[Dataset items]
— BEGIN —

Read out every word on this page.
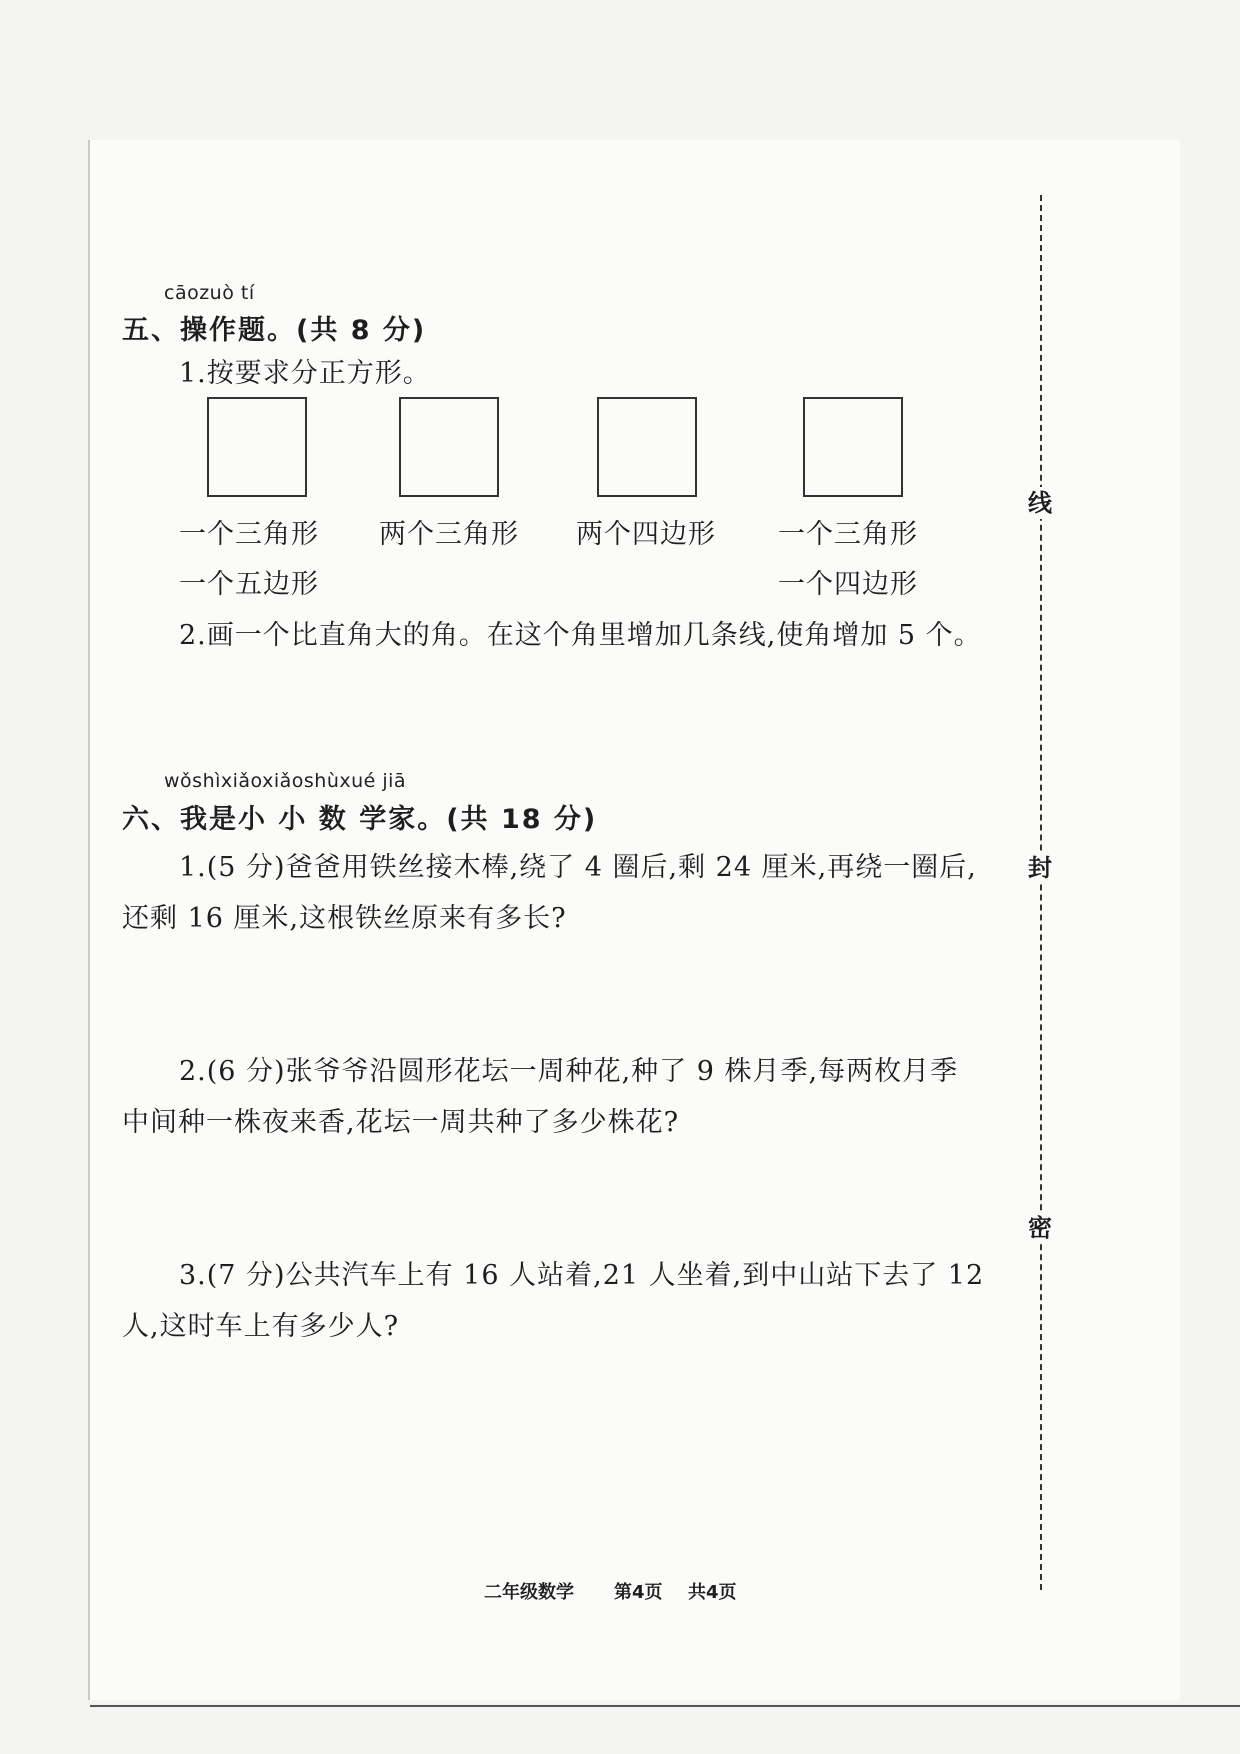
线
封
密
cāozuò tí
五、操作题。(共 8 分)
1.按要求分正方形。
一个三角形
一个五边形
两个三角形 两个四边形 一个三角形
一个四边形
2.画一个比直角大的角。在这个角里增加几条线,使角增加 5 个。
wǒshìxiǎoxiǎoshùxué jiā
六、我是小 小 数 学家。(共 18 分)
1.(5 分)爸爸用铁丝接木棒,绕了 4 圈后,剩 24 厘米,再绕一圈后,
还剩 16 厘米,这根铁丝原来有多长?
2.(6 分)张爷爷沿圆形花坛一周种花,种了 9 株月季,每两枚月季
中间种一株夜来香,花坛一周共种了多少株花?
3.(7 分)公共汽车上有 16 人站着,21 人坐着,到中山站下去了 12
人,这时车上有多少人?
二年级数学 第4页 共4页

— END —

* [GOAL OF THE EXERCISE]
Do not include images; quote all of the entries above exactly.

* [TASK OUTPUT]
Read out every word on this page.
线
封
密
cāozuò tí
五、操作题。(共 8 分)
1.按要求分正方形。
一个三角形
一个五边形
两个三角形 两个四边形 一个三角形
一个四边形
2.画一个比直角大的角。在这个角里增加几条线,使角增加 5 个。
wǒshìxiǎoxiǎoshùxué jiā
六、我是小 小 数 学家。(共 18 分)
1.(5 分)爸爸用铁丝接木棒,绕了 4 圈后,剩 24 厘米,再绕一圈后,
还剩 16 厘米,这根铁丝原来有多长?
2.(6 分)张爷爷沿圆形花坛一周种花,种了 9 株月季,每两枚月季
中间种一株夜来香,花坛一周共种了多少株花?
3.(7 分)公共汽车上有 16 人站着,21 人坐着,到中山站下去了 12
人,这时车上有多少人?
二年级数学 第4页 共4页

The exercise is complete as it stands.